STATED GOAL >> Copy the records verbatim, from their start through the line containing "1420, 1091, 1457]", including both ends.

SUPPLIED MATERIAL >>
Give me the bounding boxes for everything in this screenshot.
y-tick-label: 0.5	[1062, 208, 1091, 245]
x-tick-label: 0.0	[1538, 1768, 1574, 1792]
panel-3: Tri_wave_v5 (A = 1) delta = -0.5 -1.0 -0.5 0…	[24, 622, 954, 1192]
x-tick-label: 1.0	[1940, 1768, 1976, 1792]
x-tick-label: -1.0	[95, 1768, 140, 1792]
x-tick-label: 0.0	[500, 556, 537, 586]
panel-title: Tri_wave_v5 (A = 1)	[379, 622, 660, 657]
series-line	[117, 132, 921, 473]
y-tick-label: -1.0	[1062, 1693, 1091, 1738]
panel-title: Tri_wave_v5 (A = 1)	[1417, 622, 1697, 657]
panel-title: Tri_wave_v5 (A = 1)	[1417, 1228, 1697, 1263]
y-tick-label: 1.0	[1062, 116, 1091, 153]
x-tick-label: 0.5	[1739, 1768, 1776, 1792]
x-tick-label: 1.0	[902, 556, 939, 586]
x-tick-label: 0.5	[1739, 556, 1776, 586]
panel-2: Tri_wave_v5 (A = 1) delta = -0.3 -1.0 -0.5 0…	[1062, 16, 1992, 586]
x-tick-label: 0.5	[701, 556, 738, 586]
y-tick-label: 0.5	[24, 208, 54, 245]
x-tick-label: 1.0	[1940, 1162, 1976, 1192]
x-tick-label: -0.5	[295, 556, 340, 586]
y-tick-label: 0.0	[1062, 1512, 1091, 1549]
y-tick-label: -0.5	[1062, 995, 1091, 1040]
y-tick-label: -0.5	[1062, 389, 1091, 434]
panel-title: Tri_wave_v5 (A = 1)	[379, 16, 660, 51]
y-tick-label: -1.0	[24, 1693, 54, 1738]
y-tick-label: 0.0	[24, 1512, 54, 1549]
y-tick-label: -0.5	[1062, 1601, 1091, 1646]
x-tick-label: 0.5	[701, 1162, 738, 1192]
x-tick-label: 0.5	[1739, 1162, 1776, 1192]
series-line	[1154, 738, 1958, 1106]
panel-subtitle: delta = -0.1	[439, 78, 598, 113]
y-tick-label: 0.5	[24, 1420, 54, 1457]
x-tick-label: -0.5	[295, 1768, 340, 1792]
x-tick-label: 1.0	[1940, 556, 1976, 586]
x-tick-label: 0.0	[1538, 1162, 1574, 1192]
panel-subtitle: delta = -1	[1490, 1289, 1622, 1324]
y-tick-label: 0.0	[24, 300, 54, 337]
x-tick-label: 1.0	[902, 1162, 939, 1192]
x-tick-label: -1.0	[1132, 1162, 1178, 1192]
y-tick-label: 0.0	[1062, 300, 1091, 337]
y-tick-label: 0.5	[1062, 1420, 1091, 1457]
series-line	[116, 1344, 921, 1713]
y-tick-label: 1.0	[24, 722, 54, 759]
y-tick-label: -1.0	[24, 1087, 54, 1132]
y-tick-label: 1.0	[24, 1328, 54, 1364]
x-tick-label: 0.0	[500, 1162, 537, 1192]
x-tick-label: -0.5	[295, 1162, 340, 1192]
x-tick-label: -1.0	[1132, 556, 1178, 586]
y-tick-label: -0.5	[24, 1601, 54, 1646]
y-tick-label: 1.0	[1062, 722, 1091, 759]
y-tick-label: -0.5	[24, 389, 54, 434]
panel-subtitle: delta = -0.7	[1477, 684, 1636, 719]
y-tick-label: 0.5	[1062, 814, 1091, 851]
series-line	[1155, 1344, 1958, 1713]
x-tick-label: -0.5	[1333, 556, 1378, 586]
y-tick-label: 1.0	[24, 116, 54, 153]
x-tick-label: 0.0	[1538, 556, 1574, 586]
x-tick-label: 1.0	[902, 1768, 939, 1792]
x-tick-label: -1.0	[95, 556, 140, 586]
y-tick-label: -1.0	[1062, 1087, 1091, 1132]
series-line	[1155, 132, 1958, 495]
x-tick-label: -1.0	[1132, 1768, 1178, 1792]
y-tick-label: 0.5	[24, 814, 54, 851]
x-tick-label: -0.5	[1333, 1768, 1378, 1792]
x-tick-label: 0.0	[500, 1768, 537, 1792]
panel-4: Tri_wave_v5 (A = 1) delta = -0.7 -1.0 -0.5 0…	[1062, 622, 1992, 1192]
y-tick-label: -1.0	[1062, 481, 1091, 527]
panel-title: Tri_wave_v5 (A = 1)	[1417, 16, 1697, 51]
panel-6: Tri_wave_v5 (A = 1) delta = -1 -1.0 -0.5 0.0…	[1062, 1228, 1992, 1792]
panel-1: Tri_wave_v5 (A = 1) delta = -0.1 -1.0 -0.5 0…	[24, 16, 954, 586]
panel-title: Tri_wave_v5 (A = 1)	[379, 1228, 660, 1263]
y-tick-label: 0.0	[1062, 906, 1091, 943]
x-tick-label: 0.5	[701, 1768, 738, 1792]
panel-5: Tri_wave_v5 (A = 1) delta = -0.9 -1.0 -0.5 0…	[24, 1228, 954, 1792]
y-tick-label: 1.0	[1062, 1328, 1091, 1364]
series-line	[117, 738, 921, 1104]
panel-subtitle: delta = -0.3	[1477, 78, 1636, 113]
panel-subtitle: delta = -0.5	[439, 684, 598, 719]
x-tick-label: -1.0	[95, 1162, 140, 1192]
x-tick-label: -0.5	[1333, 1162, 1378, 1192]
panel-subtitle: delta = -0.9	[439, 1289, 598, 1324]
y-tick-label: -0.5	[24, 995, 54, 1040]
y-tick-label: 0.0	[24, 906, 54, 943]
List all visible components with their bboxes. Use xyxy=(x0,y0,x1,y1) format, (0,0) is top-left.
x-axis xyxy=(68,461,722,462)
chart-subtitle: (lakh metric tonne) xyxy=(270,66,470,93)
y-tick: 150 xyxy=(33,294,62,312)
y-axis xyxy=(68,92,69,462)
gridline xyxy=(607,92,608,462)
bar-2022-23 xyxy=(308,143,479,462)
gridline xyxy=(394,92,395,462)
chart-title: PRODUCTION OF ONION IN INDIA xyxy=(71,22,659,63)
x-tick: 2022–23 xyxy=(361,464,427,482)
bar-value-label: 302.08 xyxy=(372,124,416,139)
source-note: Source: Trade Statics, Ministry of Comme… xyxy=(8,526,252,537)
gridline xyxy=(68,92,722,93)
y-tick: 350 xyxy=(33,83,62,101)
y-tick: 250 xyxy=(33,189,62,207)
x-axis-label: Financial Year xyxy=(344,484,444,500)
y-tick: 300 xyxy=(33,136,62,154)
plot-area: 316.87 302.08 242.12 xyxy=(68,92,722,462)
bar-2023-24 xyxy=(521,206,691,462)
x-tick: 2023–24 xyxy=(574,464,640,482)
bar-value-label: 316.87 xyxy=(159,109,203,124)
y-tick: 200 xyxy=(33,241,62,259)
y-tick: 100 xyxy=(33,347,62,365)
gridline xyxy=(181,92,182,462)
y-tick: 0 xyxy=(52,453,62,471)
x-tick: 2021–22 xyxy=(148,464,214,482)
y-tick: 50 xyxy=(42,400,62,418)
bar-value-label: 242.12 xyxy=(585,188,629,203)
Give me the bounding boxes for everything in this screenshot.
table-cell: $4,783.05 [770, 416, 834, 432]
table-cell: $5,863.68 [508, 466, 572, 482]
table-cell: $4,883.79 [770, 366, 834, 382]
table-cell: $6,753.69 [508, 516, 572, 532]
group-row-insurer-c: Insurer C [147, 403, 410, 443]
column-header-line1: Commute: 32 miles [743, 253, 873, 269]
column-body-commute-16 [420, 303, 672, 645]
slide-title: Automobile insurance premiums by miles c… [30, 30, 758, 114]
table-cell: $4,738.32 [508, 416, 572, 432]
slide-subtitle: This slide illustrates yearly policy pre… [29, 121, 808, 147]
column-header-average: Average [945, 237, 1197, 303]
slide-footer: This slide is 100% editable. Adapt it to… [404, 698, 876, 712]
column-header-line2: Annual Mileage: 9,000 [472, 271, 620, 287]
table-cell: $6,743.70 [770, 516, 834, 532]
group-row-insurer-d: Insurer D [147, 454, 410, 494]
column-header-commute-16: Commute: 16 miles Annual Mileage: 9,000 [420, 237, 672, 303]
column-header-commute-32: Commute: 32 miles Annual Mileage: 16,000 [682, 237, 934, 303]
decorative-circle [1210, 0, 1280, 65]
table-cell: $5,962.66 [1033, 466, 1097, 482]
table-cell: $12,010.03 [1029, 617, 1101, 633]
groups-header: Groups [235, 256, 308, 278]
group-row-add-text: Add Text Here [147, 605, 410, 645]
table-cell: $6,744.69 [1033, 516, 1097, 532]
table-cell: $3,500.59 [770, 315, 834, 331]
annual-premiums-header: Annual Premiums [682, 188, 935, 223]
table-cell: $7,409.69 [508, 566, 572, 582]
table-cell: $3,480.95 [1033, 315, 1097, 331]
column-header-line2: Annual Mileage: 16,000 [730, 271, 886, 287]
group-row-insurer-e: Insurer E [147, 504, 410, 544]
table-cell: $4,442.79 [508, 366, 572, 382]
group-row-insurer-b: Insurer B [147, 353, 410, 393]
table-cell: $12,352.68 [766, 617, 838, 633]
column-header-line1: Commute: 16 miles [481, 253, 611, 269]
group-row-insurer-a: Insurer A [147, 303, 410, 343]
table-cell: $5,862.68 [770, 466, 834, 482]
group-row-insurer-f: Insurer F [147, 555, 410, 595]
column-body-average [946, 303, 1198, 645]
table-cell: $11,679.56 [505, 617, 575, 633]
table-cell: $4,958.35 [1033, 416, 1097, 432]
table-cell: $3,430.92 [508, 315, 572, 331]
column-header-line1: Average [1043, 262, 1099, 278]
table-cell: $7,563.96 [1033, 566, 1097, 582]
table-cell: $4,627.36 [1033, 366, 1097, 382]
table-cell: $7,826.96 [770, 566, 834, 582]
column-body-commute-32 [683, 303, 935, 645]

RESPONSE TO THE EXERCISE >>
Give me the bounding boxes for everything in this screenshot.
y-tick-label: 0.5	[1062, 208, 1091, 245]
x-tick-label: 0.0	[1538, 1768, 1574, 1792]
panel-3: Tri_wave_v5 (A = 1) delta = -0.5 -1.0 -0.5 0…	[24, 622, 954, 1192]
x-tick-label: 1.0	[1940, 1768, 1976, 1792]
x-tick-label: -1.0	[95, 1768, 140, 1792]
x-tick-label: 0.0	[500, 556, 537, 586]
panel-title: Tri_wave_v5 (A = 1)	[379, 622, 660, 657]
series-line	[117, 132, 921, 473]
y-tick-label: -1.0	[1062, 1693, 1091, 1738]
panel-title: Tri_wave_v5 (A = 1)	[1417, 622, 1697, 657]
panel-title: Tri_wave_v5 (A = 1)	[1417, 1228, 1697, 1263]
y-tick-label: 1.0	[1062, 116, 1091, 153]
x-tick-label: 0.5	[1739, 1768, 1776, 1792]
x-tick-label: 1.0	[902, 556, 939, 586]
x-tick-label: 0.5	[1739, 556, 1776, 586]
panel-2: Tri_wave_v5 (A = 1) delta = -0.3 -1.0 -0.5 0…	[1062, 16, 1992, 586]
x-tick-label: 0.5	[701, 556, 738, 586]
y-tick-label: 0.5	[24, 208, 54, 245]
x-tick-label: 1.0	[1940, 1162, 1976, 1192]
x-tick-label: -0.5	[295, 556, 340, 586]
y-tick-label: 0.0	[1062, 1512, 1091, 1549]
y-tick-label: -0.5	[1062, 995, 1091, 1040]
y-tick-label: -0.5	[1062, 389, 1091, 434]
panel-title: Tri_wave_v5 (A = 1)	[379, 16, 660, 51]
y-tick-label: -1.0	[24, 1693, 54, 1738]
y-tick-label: 0.0	[24, 1512, 54, 1549]
y-tick-label: -0.5	[1062, 1601, 1091, 1646]
x-tick-label: 0.5	[701, 1162, 738, 1192]
x-tick-label: 0.5	[1739, 1162, 1776, 1192]
series-line	[1154, 738, 1958, 1106]
panel-subtitle: delta = -0.1	[439, 78, 598, 113]
y-tick-label: 0.5	[24, 1420, 54, 1457]
x-tick-label: -0.5	[295, 1768, 340, 1792]
x-tick-label: 1.0	[1940, 556, 1976, 586]
x-tick-label: 0.0	[1538, 1162, 1574, 1192]
panel-subtitle: delta = -1	[1490, 1289, 1622, 1324]
y-tick-label: 0.0	[24, 300, 54, 337]
x-tick-label: 1.0	[902, 1162, 939, 1192]
x-tick-label: -1.0	[1132, 1162, 1178, 1192]
y-tick-label: 0.0	[1062, 300, 1091, 337]
y-tick-label: 0.5	[1062, 1420, 1091, 1457]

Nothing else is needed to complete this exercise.